Exercise brief: Reproduce the listing verbatim.
— start The records —
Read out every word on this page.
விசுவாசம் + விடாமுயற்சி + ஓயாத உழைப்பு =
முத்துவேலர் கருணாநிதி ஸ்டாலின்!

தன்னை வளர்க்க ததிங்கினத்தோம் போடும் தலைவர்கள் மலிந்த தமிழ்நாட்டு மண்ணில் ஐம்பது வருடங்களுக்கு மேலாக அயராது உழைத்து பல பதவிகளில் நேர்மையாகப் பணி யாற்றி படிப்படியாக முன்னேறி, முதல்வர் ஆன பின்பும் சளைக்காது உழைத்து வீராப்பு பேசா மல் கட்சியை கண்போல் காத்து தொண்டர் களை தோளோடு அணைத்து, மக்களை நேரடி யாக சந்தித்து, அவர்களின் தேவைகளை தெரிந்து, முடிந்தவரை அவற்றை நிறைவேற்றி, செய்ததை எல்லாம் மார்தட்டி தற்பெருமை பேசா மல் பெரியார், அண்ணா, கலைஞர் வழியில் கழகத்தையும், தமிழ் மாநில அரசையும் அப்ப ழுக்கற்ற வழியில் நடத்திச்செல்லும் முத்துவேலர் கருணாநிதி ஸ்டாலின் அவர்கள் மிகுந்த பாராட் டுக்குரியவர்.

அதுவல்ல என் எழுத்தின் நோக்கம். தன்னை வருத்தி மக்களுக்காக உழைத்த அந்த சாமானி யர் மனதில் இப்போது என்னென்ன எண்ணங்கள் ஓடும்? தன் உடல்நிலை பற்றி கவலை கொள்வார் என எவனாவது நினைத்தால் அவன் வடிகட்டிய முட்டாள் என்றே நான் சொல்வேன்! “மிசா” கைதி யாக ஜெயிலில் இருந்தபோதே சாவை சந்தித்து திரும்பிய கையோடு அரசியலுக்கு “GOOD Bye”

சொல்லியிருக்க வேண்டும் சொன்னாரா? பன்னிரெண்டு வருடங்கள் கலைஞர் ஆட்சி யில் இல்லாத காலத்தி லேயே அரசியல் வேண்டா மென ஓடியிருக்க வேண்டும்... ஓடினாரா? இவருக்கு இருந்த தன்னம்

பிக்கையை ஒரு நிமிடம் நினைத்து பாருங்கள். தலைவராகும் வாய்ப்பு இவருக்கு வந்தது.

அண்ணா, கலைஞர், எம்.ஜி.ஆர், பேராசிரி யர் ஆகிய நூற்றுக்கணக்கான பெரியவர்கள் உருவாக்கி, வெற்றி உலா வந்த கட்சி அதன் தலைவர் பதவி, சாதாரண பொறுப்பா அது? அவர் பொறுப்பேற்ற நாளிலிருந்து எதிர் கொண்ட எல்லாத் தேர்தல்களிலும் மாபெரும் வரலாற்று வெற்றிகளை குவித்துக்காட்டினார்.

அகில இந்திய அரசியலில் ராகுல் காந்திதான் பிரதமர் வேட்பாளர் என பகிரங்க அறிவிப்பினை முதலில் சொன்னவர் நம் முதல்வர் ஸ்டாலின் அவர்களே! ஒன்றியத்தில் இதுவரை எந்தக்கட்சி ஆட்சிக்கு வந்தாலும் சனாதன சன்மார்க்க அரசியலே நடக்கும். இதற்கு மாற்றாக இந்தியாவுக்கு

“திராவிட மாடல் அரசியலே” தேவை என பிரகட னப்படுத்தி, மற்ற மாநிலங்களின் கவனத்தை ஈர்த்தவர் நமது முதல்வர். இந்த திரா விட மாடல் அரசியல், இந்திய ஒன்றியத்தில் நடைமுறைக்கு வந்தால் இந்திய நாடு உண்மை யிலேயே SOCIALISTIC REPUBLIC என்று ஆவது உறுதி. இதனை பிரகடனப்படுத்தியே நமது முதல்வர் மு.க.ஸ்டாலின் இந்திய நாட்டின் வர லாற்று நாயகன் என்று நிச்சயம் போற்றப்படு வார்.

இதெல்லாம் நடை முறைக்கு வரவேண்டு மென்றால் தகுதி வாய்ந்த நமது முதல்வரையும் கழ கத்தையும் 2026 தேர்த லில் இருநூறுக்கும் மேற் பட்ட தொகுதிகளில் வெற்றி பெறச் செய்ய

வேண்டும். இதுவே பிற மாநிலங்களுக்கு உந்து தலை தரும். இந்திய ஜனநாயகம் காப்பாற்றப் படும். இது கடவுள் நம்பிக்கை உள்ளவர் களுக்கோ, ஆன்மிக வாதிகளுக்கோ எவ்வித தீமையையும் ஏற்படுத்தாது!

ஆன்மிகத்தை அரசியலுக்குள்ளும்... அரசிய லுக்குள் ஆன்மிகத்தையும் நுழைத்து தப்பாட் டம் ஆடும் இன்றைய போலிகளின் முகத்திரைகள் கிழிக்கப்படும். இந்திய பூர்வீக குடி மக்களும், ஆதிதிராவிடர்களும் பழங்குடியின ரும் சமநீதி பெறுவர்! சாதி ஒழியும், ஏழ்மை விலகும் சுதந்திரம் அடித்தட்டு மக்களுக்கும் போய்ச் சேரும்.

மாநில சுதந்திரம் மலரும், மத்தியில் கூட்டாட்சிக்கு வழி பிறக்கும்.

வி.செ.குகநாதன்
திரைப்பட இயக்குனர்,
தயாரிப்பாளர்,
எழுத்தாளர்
— end The records —
Answer:
Read out every word on this page.
விசுவாசம் + விடாமுயற்சி + ஓயாத உழைப்பு =
முத்துவேலர் கருணாநிதி ஸ்டாலின்!

தன்னை வளர்க்க ததிங்கினத்தோம் போடும் தலைவர்கள் மலிந்த தமிழ்நாட்டு மண்ணில் ஐம்பது வருடங்களுக்கு மேலாக அயராது உழைத்து பல பதவிகளில் நேர்மையாகப் பணி யாற்றி படிப்படியாக முன்னேறி, முதல்வர் ஆன பின்பும் சளைக்காது உழைத்து வீராப்பு பேசா மல் கட்சியை கண்போல் காத்து தொண்டர் களை தோளோடு அணைத்து, மக்களை நேரடி யாக சந்தித்து, அவர்களின் தேவைகளை தெரிந்து, முடிந்தவரை அவற்றை நிறைவேற்றி, செய்ததை எல்லாம் மார்தட்டி தற்பெருமை பேசா மல் பெரியார், அண்ணா, கலைஞர் வழியில் கழகத்தையும், தமிழ் மாநில அரசையும் அப்ப ழுக்கற்ற வழியில் நடத்திச்செல்லும் முத்துவேலர் கருணாநிதி ஸ்டாலின் அவர்கள் மிகுந்த பாராட் டுக்குரியவர்.

அதுவல்ல என் எழுத்தின் நோக்கம். தன்னை வருத்தி மக்களுக்காக உழைத்த அந்த சாமானி யர் மனதில் இப்போது என்னென்ன எண்ணங்கள் ஓடும்? தன் உடல்நிலை பற்றி கவலை கொள்வார் என எவனாவது நினைத்தால் அவன் வடிகட்டிய முட்டாள் என்றே நான் சொல்வேன்! “மிசா” கைதி யாக ஜெயிலில் இருந்தபோதே சாவை சந்தித்து திரும்பிய கையோடு அரசியலுக்கு “GOOD Bye”

சொல்லியிருக்க வேண்டும் சொன்னாரா? பன்னிரெண்டு வருடங்கள் கலைஞர் ஆட்சி யில் இல்லாத காலத்தி லேயே அரசியல் வேண்டா மென ஓடியிருக்க வேண்டும்... ஓடினாரா? இவருக்கு இருந்த தன்னம்

பிக்கையை ஒரு நிமிடம் நினைத்து பாருங்கள். தலைவராகும் வாய்ப்பு இவருக்கு வந்தது.

அண்ணா, கலைஞர், எம்.ஜி.ஆர், பேராசிரி யர் ஆகிய நூற்றுக்கணக்கான பெரியவர்கள் உருவாக்கி, வெற்றி உலா வந்த கட்சி அதன் தலைவர் பதவி, சாதாரண பொறுப்பா அது? அவர் பொறுப்பேற்ற நாளிலிருந்து எதிர் கொண்ட எல்லாத் தேர்தல்களிலும் மாபெரும் வரலாற்று வெற்றிகளை குவித்துக்காட்டினார்.

அகில இந்திய அரசியலில் ராகுல் காந்திதான் பிரதமர் வேட்பாளர் என பகிரங்க அறிவிப்பினை முதலில் சொன்னவர் நம் முதல்வர் ஸ்டாலின் அவர்களே! ஒன்றியத்தில் இதுவரை எந்தக்கட்சி ஆட்சிக்கு வந்தாலும் சனாதன சன்மார்க்க அரசியலே நடக்கும். இதற்கு மாற்றாக இந்தியாவுக்கு

“திராவிட மாடல் அரசியலே” தேவை என பிரகட னப்படுத்தி, மற்ற மாநிலங்களின் கவனத்தை ஈர்த்தவர் நமது முதல்வர். இந்த திரா விட மாடல் அரசியல், இந்திய ஒன்றியத்தில் நடைமுறைக்கு வந்தால் இந்திய நாடு உண்மை யிலேயே SOCIALISTIC REPUBLIC என்று ஆவது உறுதி. இதனை பிரகடனப்படுத்தியே நமது முதல்வர் மு.க.ஸ்டாலின் இந்திய நாட்டின் வர லாற்று நாயகன் என்று நிச்சயம் போற்றப்படு வார்.

இதெல்லாம் நடை முறைக்கு வரவேண்டு மென்றால் தகுதி வாய்ந்த நமது முதல்வரையும் கழ கத்தையும் 2026 தேர்த லில் இருநூறுக்கும் மேற் பட்ட தொகுதிகளில் வெற்றி பெறச் செய்ய

வேண்டும். இதுவே பிற மாநிலங்களுக்கு உந்து தலை தரும். இந்திய ஜனநாயகம் காப்பாற்றப் படும். இது கடவுள் நம்பிக்கை உள்ளவர் களுக்கோ, ஆன்மிக வாதிகளுக்கோ எவ்வித தீமையையும் ஏற்படுத்தாது!

ஆன்மிகத்தை அரசியலுக்குள்ளும்... அரசிய லுக்குள் ஆன்மிகத்தையும் நுழைத்து தப்பாட் டம் ஆடும் இன்றைய போலிகளின் முகத்திரைகள் கிழிக்கப்படும். இந்திய பூர்வீக குடி மக்களும், ஆதிதிராவிடர்களும் பழங்குடியின ரும் சமநீதி பெறுவர்! சாதி ஒழியும், ஏழ்மை விலகும் சுதந்திரம் அடித்தட்டு மக்களுக்கும் போய்ச் சேரும்.

மாநில சுதந்திரம் மலரும், மத்தியில் கூட்டாட்சிக்கு வழி பிறக்கும்.

வி.செ.குகநாதன்
திரைப்பட இயக்குனர்,
தயாரிப்பாளர்,
எழுத்தாளர்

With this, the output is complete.